[CHALLENGE]
Work through the data below and give the number of lines holding "Sharpen", nothing more.

[INFORMATION SHOWN]

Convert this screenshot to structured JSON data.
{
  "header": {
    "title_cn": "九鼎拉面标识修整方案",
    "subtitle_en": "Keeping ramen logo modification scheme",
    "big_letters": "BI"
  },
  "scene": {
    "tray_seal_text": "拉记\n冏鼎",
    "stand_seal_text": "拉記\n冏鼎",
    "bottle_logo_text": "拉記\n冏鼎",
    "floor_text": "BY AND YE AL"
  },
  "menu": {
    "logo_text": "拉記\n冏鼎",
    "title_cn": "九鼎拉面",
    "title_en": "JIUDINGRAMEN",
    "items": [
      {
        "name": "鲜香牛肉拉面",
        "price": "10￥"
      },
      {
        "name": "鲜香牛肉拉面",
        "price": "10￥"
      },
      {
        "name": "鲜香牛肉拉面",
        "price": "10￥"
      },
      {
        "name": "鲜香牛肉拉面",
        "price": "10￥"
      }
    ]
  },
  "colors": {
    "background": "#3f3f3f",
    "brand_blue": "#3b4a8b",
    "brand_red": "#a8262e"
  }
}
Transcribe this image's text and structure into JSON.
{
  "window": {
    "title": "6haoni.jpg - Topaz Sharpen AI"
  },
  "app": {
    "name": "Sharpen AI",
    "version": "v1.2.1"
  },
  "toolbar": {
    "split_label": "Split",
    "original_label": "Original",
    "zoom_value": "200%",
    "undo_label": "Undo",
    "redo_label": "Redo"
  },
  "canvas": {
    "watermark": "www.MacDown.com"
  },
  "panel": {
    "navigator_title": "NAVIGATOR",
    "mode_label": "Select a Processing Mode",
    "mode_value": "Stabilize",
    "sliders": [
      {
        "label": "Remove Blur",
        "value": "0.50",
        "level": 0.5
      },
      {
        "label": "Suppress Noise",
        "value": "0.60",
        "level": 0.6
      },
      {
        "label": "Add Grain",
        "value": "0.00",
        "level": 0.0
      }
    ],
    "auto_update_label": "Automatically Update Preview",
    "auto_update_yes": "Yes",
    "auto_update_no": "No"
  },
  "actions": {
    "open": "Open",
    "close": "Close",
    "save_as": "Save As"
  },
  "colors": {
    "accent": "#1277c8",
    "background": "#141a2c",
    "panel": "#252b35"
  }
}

[TASK OUTPUT]
2